--- Exercise directions ---
Would it be possible to write out each entry below exactly, without the pictures?

Rows from a dataset:
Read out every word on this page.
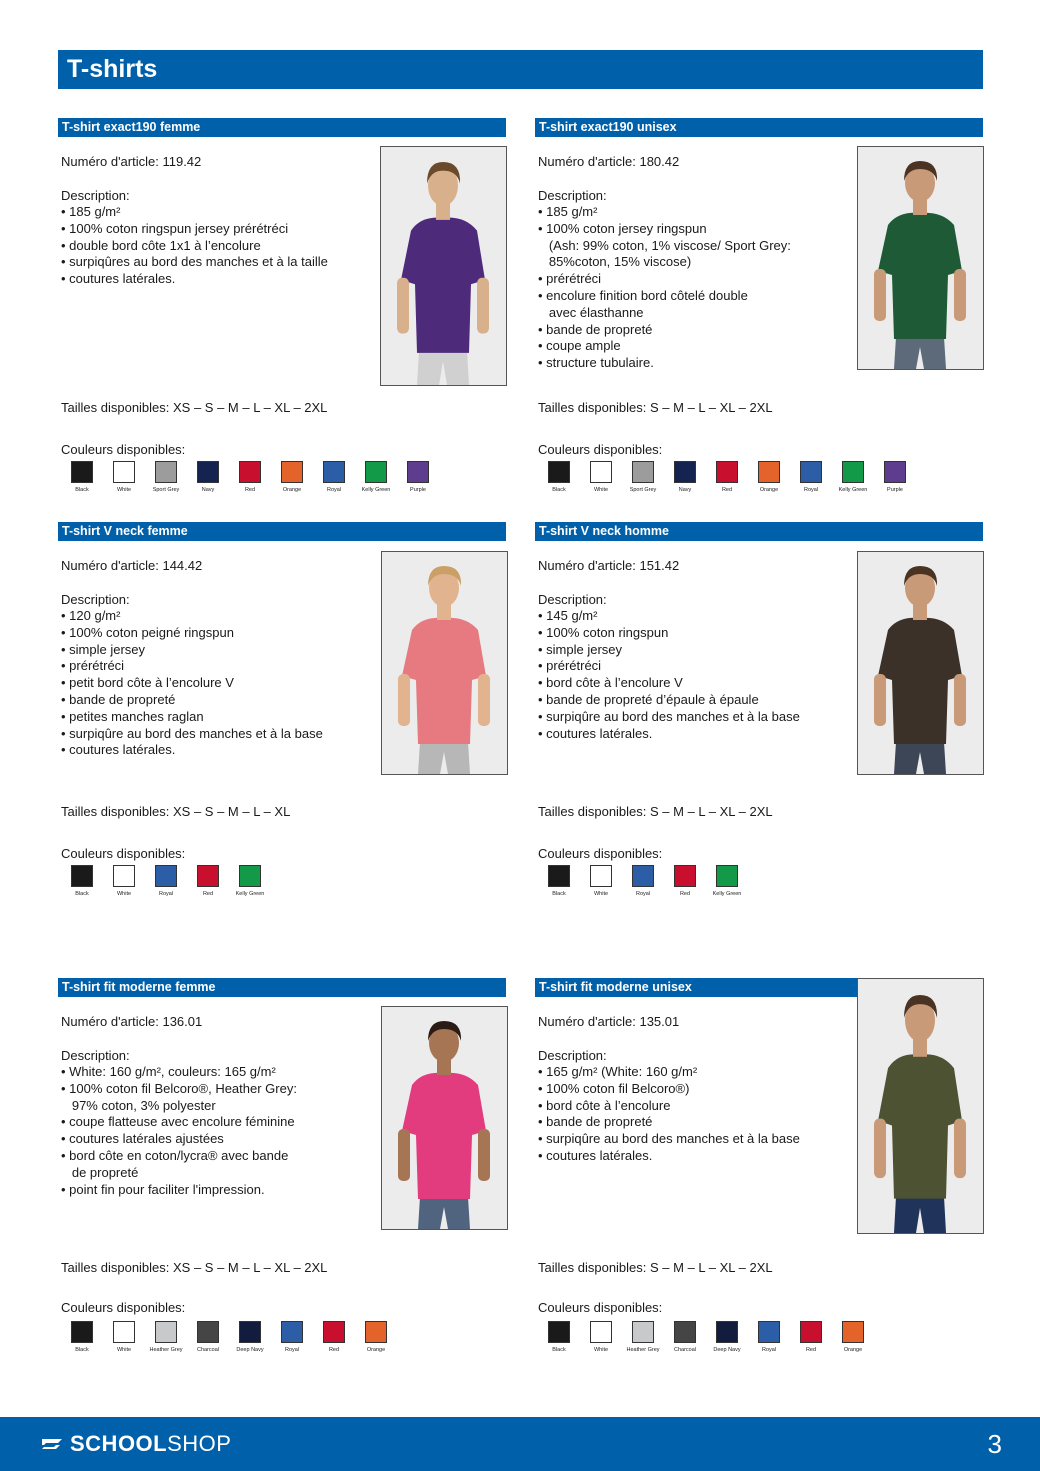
T-shirts
T-shirt exact190 femme
Numéro d'article: 119.42
Description:
• 185 g/m²
• 100% coton ringspun jersey prérétréci
• double bord côte 1x1 à l’encolure
• surpiqûres au bord des manches et à la taille
• coutures latérales.
Tailles disponibles: XS – S – M – L – XL – 2XL
Couleurs disponibles:
Black	White	Sport Grey	Navy	Red	Orange	Royal	Kelly Green	Purple
T-shirt exact190 unisex
Numéro d'article: 180.42
Description:
• 185 g/m²
• 100% coton jersey ringspun
(Ash: 99% coton, 1% viscose/ Sport Grey:
85%coton, 15% viscose)
• prérétréci
• encolure finition bord côtelé double
avec élasthanne
• bande de propreté
• coupe ample
• structure tubulaire.
Tailles disponibles: S – M – L – XL – 2XL
Couleurs disponibles:
Black	White	Sport Grey	Navy	Red	Orange	Royal	Kelly Green	Purple
T-shirt V neck femme
Numéro d'article: 144.42
Description:
• 120 g/m²
• 100% coton peigné ringspun
• simple jersey
• prérétréci
• petit bord côte à l’encolure V
• bande de propreté
• petites manches raglan
• surpiqûre au bord des manches et à la base
• coutures latérales.
Tailles disponibles: XS – S – M – L – XL
Couleurs disponibles:
Black	White	Royal	Red	Kelly Green
T-shirt V neck homme
Numéro d'article: 151.42
Description:
• 145 g/m²
• 100% coton ringspun
• simple jersey
• prérétréci
• bord côte à l’encolure V
• bande de propreté d’épaule à épaule
• surpiqûre au bord des manches et à la base
• coutures latérales.
Tailles disponibles: S – M – L – XL – 2XL
Couleurs disponibles:
Black	White	Royal	Red	Kelly Green
T-shirt fit moderne femme
Numéro d'article: 136.01
Description:
• White: 160 g/m², couleurs: 165 g/m²
• 100% coton fil Belcoro®, Heather Grey:
97% coton, 3% polyester
• coupe flatteuse avec encolure féminine
• coutures latérales ajustées
• bord côte en coton/lycra® avec bande
de propreté
• point fin pour faciliter l'impression.
Tailles disponibles: XS – S – M – L – XL – 2XL
Couleurs disponibles:
Black	White	Heather Grey	Charcoal	Deep Navy	Royal	Red	Orange
T-shirt fit moderne unisex
Numéro d'article: 135.01
Description:
• 165 g/m² (White: 160 g/m²
• 100% coton fil Belcoro®)
• bord côte à l’encolure
• bande de propreté
• surpiqûre au bord des manches et à la base
• coutures latérales.
Tailles disponibles: S – M – L – XL – 2XL
Couleurs disponibles:
Black	White	Heather Grey	Charcoal	Deep Navy	Royal	Red	Orange
SCHOOL SHOP	3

--- Complete answer ---
Read out every word on this page.
T-shirts
T-shirt exact190 femme
Numéro d'article: 119.42
Description:
• 185 g/m²
• 100% coton ringspun jersey prérétréci
• double bord côte 1x1 à l’encolure
• surpiqûres au bord des manches et à la taille
• coutures latérales.
Tailles disponibles: XS – S – M – L – XL – 2XL
Couleurs disponibles:
Black	White	Sport Grey	Navy	Red	Orange	Royal	Kelly Green	Purple
T-shirt exact190 unisex
Numéro d'article: 180.42
Description:
• 185 g/m²
• 100% coton jersey ringspun
(Ash: 99% coton, 1% viscose/ Sport Grey:
85%coton, 15% viscose)
• prérétréci
• encolure finition bord côtelé double
avec élasthanne
• bande de propreté
• coupe ample
• structure tubulaire.
Tailles disponibles: S – M – L – XL – 2XL
Couleurs disponibles:
Black	White	Sport Grey	Navy	Red	Orange	Royal	Kelly Green	Purple
T-shirt V neck femme
Numéro d'article: 144.42
Description:
• 120 g/m²
• 100% coton peigné ringspun
• simple jersey
• prérétréci
• petit bord côte à l’encolure V
• bande de propreté
• petites manches raglan
• surpiqûre au bord des manches et à la base
• coutures latérales.
Tailles disponibles: XS – S – M – L – XL
Couleurs disponibles:
Black	White	Royal	Red	Kelly Green
T-shirt V neck homme
Numéro d'article: 151.42
Description:
• 145 g/m²
• 100% coton ringspun
• simple jersey
• prérétréci
• bord côte à l’encolure V
• bande de propreté d’épaule à épaule
• surpiqûre au bord des manches et à la base
• coutures latérales.
Tailles disponibles: S – M – L – XL – 2XL
Couleurs disponibles:
Black	White	Royal	Red	Kelly Green
T-shirt fit moderne femme
Numéro d'article: 136.01
Description:
• White: 160 g/m², couleurs: 165 g/m²
• 100% coton fil Belcoro®, Heather Grey:
97% coton, 3% polyester
• coupe flatteuse avec encolure féminine
• coutures latérales ajustées
• bord côte en coton/lycra® avec bande
de propreté
• point fin pour faciliter l'impression.
Tailles disponibles: XS – S – M – L – XL – 2XL
Couleurs disponibles:
Black	White	Heather Grey	Charcoal	Deep Navy	Royal	Red	Orange
T-shirt fit moderne unisex
Numéro d'article: 135.01
Description:
• 165 g/m² (White: 160 g/m²
• 100% coton fil Belcoro®)
• bord côte à l’encolure
• bande de propreté
• surpiqûre au bord des manches et à la base
• coutures latérales.
Tailles disponibles: S – M – L – XL – 2XL
Couleurs disponibles:
Black	White	Heather Grey	Charcoal	Deep Navy	Royal	Red	Orange
SCHOOL SHOP	3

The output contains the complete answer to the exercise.